WHAT YOU ARE ASKED TO DO -
Select from the data all lines with the word "Give".

───── RAW DATA

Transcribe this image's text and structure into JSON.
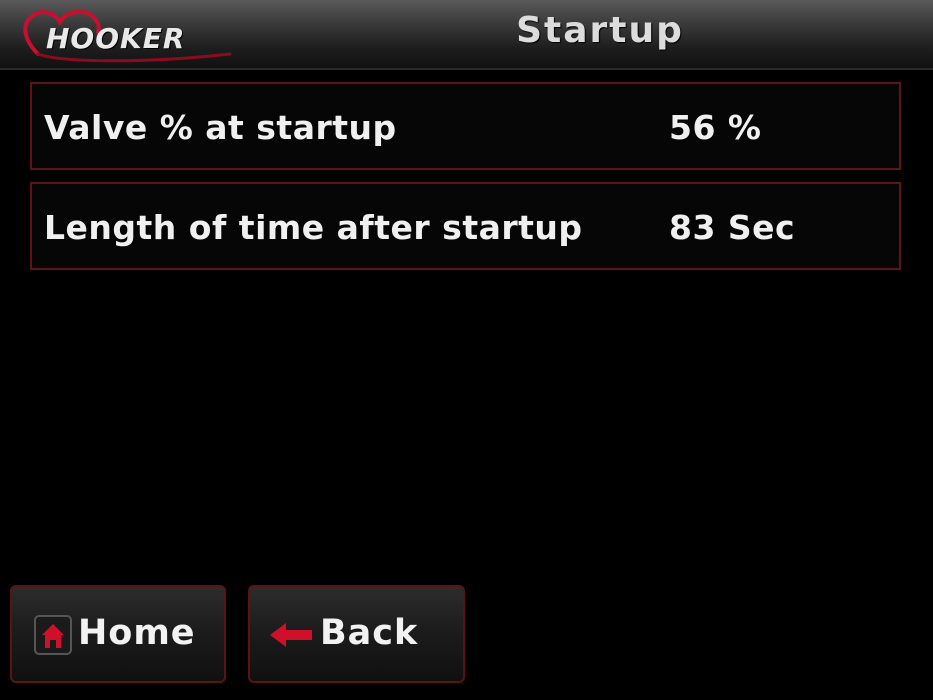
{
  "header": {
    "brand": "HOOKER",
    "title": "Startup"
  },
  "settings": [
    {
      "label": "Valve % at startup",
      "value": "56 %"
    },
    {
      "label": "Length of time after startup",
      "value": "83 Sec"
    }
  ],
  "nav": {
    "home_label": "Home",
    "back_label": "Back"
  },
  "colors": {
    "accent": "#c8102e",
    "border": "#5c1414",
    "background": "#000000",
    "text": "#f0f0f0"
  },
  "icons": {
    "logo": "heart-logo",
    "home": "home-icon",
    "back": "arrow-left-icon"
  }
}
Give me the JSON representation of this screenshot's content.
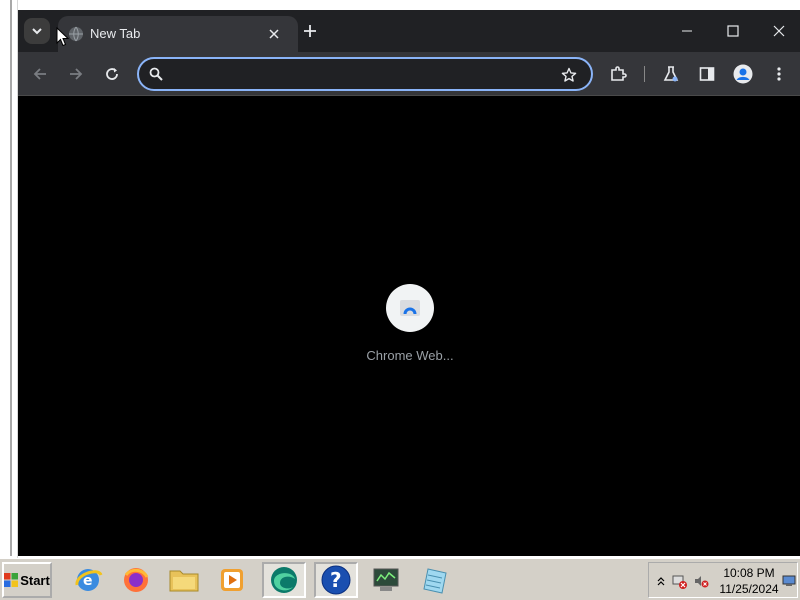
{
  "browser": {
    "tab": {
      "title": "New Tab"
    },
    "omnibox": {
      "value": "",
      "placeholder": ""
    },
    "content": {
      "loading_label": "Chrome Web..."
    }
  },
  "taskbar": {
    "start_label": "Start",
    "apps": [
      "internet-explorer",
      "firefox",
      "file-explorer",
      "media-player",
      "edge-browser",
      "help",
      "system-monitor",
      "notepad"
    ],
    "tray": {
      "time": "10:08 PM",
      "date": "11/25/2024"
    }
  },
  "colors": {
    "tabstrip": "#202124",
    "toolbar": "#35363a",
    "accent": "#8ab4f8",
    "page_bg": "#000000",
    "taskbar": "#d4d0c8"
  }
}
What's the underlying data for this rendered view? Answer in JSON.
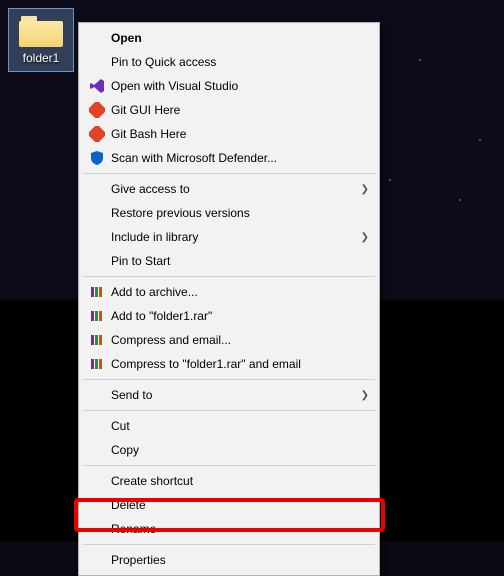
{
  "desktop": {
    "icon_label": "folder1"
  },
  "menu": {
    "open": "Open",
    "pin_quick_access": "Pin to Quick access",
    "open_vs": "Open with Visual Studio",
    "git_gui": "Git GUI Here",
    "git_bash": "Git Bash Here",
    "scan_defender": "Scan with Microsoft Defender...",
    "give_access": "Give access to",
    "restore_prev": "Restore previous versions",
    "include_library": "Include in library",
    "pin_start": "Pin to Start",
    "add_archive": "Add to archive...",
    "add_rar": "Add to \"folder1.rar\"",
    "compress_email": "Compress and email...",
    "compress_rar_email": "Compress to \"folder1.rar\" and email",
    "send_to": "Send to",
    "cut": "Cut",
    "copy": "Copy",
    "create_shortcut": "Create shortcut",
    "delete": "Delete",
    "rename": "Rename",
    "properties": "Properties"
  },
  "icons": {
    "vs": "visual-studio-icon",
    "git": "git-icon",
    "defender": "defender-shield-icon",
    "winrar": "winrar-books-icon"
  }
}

──────────
───── RAW DATA

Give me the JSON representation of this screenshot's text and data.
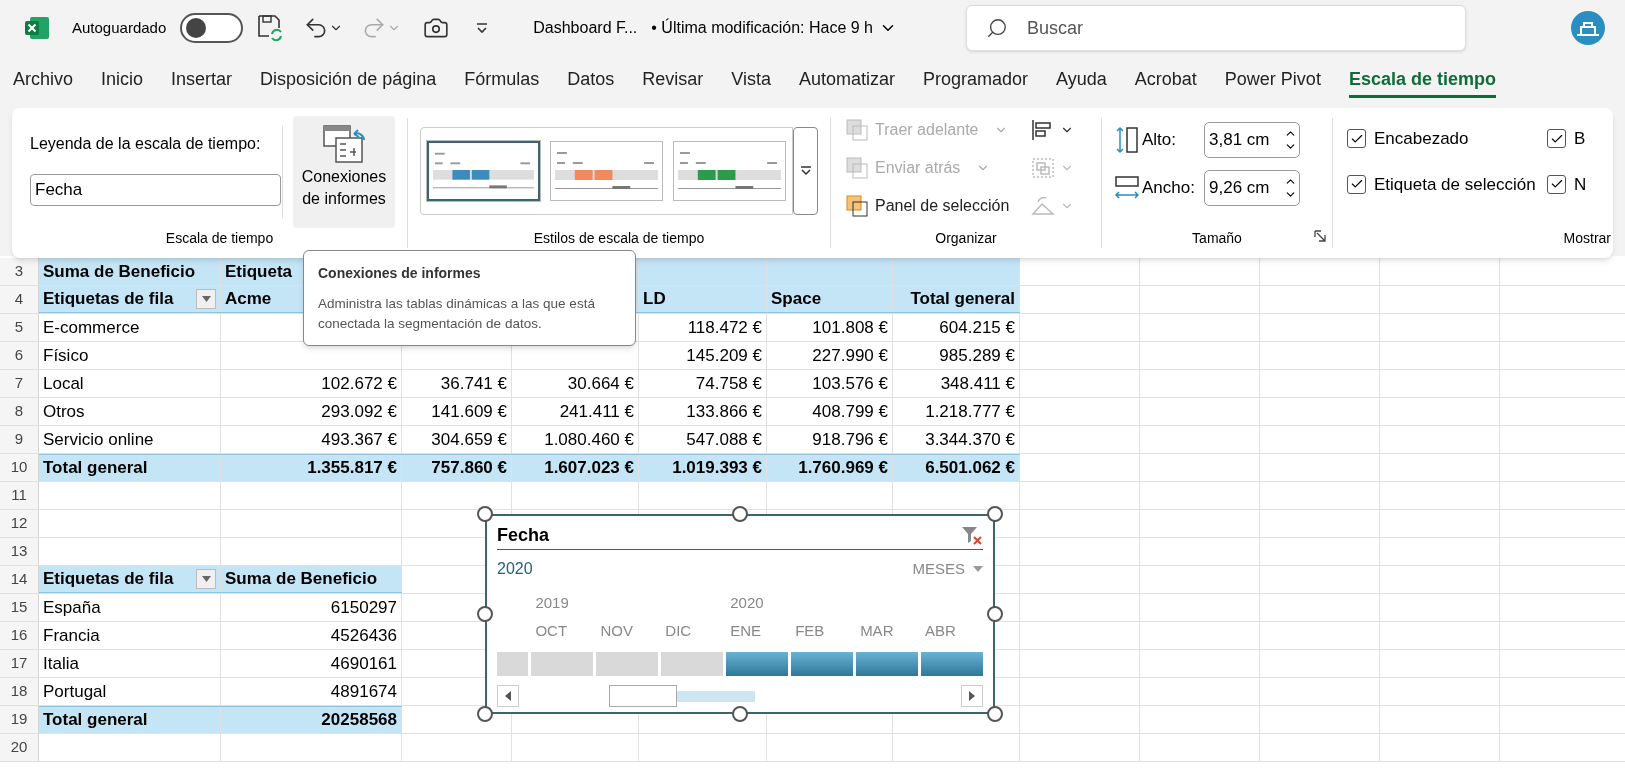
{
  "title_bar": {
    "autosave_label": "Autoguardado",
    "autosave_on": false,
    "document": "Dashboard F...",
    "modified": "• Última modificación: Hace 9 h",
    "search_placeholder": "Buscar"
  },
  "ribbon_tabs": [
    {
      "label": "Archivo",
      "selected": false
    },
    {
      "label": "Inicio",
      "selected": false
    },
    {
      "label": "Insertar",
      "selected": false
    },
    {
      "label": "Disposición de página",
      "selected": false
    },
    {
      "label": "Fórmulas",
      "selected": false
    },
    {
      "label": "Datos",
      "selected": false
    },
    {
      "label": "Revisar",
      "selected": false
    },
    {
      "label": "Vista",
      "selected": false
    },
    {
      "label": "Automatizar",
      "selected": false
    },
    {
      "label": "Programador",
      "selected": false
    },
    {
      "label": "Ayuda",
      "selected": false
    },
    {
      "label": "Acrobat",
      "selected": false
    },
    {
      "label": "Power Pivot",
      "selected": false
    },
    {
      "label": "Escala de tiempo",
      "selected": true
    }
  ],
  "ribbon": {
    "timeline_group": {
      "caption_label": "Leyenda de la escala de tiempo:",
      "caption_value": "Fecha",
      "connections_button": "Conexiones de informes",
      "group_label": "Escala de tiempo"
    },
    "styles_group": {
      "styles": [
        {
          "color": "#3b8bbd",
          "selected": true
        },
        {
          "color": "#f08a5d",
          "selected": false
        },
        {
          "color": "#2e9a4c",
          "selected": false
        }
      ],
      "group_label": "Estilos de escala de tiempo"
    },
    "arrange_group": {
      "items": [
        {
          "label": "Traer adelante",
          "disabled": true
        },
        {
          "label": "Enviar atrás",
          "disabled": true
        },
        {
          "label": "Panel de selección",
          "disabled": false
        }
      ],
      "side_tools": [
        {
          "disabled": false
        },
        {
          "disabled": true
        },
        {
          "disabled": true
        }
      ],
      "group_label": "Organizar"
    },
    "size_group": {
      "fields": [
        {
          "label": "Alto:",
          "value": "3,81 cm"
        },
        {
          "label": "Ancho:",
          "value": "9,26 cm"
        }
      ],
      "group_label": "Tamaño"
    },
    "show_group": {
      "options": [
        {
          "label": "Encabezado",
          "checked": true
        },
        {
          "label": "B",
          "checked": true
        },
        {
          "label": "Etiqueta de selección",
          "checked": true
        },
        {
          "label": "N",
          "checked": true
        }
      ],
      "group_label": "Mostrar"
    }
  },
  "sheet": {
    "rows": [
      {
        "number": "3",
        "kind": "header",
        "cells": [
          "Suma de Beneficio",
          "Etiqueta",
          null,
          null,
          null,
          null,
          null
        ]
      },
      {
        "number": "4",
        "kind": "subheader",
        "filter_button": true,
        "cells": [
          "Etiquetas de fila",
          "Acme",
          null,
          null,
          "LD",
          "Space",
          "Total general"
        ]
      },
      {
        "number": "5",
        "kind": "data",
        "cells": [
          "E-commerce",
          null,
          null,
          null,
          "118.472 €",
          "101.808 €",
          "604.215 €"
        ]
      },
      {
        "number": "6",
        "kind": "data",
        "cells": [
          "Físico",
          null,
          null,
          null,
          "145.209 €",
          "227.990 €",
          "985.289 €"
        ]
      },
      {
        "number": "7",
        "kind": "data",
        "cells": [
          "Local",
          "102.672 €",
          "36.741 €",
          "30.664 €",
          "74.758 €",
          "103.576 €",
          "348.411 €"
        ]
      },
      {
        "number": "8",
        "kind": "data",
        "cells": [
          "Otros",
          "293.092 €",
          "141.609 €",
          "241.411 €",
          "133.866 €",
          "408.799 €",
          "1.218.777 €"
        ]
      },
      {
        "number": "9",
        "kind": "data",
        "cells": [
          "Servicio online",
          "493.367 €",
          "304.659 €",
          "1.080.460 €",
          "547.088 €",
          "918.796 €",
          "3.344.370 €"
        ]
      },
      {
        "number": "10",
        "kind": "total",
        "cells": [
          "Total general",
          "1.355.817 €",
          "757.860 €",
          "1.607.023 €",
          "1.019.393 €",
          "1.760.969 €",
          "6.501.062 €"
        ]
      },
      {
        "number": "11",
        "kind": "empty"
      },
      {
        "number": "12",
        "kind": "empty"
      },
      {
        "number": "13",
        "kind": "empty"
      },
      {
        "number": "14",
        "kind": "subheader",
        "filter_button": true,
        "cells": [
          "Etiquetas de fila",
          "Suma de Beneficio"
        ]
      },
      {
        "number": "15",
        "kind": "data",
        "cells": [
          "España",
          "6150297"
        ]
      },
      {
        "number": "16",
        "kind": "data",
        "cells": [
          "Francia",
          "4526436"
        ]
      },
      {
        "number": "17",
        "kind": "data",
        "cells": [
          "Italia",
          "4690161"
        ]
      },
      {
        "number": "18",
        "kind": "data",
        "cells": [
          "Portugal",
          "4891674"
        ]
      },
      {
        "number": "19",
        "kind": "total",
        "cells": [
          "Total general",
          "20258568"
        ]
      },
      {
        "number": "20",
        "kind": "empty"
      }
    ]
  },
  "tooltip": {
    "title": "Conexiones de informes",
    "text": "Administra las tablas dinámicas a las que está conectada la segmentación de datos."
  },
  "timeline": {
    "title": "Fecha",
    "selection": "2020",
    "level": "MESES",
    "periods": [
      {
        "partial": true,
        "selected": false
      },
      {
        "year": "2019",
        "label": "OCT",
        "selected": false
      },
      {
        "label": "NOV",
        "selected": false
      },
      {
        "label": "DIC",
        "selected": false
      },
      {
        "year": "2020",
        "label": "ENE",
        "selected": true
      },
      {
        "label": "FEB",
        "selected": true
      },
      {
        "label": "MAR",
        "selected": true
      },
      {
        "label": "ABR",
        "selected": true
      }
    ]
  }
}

──────────

EXERCISE RESULT -
Give me the JSON representation of this screenshot's content.
    "give_access": "Give access to",
Give me the JSON representation of this screenshot's text and data.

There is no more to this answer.